Goal
In the data below, locate each line with the word "name" and list it.

Entries taken from a collection
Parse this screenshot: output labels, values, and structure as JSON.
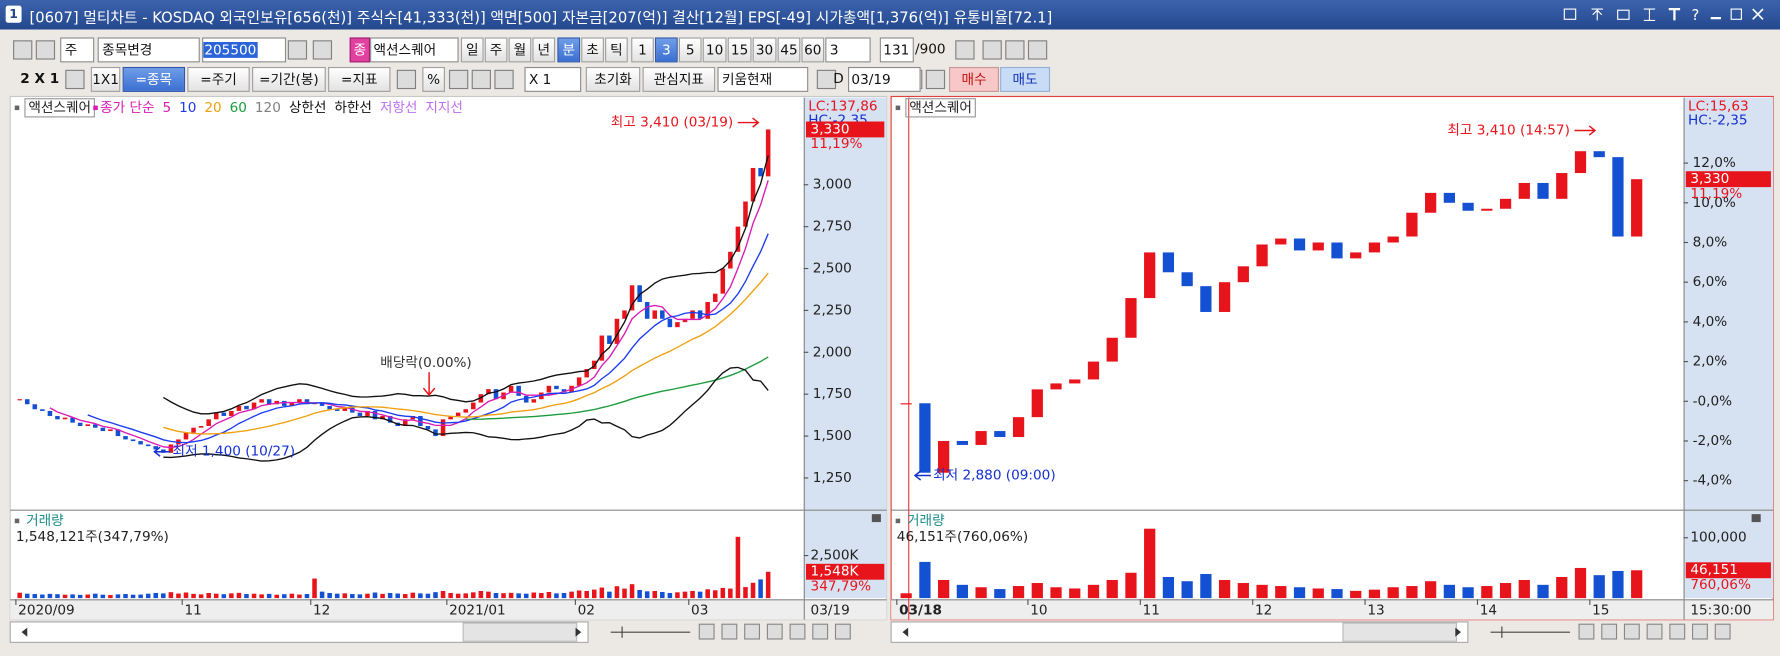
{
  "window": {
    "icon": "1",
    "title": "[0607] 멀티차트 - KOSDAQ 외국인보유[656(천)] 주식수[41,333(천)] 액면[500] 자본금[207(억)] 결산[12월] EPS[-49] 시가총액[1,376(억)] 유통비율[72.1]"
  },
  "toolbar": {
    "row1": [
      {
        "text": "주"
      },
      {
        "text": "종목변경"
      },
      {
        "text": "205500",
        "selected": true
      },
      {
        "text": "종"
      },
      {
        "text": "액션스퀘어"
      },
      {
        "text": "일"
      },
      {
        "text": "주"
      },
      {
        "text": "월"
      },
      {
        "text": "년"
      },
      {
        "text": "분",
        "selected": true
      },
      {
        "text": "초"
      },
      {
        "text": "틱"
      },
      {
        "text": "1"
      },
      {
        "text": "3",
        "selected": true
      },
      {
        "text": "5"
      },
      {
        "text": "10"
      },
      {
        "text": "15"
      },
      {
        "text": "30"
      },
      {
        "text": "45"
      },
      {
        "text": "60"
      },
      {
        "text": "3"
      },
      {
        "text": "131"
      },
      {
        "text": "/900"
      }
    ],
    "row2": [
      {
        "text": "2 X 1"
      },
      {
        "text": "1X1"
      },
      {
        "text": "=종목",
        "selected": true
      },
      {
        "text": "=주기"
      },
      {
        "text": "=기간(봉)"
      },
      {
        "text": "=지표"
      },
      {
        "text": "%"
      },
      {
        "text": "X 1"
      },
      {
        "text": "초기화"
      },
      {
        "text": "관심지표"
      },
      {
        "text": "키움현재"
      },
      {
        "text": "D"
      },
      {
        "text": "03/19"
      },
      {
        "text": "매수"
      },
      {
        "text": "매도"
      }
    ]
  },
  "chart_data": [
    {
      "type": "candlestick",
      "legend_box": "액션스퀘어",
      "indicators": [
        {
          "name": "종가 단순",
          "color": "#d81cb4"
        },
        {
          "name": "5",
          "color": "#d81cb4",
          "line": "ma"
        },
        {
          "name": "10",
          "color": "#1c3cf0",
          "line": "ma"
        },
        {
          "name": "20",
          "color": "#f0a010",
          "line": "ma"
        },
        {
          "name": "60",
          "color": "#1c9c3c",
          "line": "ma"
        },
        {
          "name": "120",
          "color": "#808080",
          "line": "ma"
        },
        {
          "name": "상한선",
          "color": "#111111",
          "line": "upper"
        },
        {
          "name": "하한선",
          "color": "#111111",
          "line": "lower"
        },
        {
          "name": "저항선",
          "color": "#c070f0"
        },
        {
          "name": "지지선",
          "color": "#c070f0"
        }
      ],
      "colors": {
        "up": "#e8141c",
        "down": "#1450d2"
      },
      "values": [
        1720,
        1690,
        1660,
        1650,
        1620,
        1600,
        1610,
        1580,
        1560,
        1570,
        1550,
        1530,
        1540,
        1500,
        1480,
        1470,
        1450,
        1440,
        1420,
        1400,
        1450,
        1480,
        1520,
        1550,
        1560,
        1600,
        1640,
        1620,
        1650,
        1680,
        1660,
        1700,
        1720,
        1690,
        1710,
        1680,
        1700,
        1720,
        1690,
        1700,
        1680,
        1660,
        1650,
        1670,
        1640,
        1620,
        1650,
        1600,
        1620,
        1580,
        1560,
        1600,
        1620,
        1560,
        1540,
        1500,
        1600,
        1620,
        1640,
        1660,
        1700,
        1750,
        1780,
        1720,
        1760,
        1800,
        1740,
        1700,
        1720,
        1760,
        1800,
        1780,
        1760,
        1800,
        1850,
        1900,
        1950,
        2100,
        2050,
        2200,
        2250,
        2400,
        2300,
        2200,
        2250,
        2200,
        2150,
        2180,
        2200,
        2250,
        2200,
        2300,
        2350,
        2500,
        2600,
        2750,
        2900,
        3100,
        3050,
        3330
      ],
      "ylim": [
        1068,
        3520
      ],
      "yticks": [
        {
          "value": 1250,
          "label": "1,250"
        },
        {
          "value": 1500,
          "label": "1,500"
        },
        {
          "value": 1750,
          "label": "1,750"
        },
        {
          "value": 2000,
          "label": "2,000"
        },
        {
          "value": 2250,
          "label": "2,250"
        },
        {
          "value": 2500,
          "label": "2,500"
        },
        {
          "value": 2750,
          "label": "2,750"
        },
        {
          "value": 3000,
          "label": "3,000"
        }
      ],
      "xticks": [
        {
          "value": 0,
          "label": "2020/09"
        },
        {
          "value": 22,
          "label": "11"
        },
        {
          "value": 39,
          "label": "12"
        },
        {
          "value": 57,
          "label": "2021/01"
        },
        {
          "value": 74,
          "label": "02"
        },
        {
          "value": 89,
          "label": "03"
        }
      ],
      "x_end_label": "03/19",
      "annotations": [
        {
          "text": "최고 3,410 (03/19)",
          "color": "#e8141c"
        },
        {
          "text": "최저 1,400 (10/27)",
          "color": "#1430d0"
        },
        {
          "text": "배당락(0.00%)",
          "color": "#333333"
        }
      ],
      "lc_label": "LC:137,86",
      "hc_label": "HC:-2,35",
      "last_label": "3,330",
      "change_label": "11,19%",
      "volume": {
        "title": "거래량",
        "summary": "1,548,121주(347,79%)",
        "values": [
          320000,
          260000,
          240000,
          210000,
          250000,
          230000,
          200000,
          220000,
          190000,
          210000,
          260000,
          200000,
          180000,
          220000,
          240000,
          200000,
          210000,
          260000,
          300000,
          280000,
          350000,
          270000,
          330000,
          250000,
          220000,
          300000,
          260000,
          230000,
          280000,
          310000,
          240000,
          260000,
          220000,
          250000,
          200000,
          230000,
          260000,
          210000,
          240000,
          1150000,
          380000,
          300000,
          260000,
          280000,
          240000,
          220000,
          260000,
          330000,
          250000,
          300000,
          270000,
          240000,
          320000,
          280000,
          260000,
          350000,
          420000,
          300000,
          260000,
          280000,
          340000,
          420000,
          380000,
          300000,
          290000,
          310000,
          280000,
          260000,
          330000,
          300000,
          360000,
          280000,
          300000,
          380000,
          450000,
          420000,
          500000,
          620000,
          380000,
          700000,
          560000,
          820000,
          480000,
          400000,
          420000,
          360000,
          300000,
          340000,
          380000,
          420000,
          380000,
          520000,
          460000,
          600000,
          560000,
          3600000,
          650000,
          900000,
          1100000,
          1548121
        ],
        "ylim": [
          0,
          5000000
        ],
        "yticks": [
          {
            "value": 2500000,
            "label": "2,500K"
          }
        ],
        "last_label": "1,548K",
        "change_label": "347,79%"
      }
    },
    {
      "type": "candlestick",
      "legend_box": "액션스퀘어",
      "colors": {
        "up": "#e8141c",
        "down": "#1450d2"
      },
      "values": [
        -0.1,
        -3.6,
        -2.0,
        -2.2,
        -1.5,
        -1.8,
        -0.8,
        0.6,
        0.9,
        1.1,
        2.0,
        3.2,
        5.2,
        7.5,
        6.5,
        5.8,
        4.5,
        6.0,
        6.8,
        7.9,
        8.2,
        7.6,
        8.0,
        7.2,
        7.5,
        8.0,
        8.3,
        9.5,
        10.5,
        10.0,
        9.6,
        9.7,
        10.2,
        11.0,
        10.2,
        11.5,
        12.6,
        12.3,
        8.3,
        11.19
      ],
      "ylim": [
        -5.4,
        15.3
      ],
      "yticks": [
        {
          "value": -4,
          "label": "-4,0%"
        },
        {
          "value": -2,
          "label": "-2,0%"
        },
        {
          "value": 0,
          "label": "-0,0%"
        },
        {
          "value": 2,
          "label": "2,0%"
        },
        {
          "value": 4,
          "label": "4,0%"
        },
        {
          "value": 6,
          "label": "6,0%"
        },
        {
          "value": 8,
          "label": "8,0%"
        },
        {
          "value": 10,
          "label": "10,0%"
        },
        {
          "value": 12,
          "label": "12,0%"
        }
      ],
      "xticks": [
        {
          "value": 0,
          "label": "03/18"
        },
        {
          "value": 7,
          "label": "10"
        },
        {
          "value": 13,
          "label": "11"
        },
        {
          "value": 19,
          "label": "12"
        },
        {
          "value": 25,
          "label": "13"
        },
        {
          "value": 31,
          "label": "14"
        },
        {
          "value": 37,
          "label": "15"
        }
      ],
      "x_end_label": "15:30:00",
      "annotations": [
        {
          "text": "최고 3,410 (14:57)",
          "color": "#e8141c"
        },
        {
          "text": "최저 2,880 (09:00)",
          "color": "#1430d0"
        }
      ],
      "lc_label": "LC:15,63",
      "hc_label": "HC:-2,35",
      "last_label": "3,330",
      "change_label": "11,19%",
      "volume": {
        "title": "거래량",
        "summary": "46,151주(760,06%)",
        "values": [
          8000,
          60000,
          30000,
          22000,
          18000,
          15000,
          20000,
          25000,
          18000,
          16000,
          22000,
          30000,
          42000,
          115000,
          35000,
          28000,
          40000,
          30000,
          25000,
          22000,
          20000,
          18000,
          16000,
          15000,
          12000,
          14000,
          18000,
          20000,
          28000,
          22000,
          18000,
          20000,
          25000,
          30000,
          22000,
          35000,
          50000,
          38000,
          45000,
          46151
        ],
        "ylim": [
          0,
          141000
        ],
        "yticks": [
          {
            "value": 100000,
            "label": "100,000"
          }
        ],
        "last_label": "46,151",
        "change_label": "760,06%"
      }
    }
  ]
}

Exercise output
          "name": "종가 단순",
          "name": "5",
          "name": "10",
          "name": "20",
          "name": "60",
          "name": "120",
          "name": "상한선",
          "name": "하한선",
          "name": "저항선",
          "name": "지지선",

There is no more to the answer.